── GIVEN RECORDS
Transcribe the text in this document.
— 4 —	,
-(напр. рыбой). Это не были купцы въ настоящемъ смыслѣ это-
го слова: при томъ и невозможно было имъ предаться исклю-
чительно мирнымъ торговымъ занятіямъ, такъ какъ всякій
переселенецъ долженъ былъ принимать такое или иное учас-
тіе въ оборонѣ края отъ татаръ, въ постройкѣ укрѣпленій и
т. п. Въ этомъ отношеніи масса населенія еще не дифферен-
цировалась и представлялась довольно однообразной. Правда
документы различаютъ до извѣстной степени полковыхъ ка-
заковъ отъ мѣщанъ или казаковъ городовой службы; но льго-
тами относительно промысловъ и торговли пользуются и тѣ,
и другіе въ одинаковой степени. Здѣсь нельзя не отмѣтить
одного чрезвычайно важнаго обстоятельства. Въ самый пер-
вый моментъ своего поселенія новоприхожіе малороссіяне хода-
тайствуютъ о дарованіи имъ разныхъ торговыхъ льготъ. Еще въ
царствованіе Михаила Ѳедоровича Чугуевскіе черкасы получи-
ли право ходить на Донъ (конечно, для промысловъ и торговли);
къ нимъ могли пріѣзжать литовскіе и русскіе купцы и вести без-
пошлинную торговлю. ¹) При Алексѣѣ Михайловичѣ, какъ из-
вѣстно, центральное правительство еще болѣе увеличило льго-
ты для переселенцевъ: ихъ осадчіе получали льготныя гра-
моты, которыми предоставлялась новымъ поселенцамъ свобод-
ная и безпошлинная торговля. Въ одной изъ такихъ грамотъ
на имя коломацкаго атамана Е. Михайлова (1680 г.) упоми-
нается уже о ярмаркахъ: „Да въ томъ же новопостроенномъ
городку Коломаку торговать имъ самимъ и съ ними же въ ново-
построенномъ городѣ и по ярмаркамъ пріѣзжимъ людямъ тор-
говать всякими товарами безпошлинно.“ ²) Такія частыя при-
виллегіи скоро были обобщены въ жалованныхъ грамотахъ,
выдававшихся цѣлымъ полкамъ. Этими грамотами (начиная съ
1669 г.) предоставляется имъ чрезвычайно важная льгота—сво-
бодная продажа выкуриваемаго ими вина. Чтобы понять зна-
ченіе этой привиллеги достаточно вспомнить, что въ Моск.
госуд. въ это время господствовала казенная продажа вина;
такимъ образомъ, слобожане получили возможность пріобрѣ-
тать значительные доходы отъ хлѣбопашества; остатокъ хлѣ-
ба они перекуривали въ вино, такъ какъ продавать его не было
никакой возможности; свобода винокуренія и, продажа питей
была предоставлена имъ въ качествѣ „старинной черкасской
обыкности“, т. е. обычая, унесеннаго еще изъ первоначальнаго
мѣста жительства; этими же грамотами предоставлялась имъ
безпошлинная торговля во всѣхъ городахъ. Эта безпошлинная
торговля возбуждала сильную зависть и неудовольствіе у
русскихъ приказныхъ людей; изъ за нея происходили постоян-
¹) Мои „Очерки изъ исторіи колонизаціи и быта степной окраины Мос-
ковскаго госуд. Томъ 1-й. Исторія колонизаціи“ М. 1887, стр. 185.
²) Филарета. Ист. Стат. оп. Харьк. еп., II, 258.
────
EXERCISE OBJECTIVE:
Find all lines holding the string "торговля" and copy them.

EXPECTED ANSWER:
ная и безпошлинная торговля. Въ одной изъ такихъ грамотъ
безпошлинная торговля во всѣхъ городахъ. Эта безпошлинная
торговля возбуждала сильную зависть и неудовольствіе у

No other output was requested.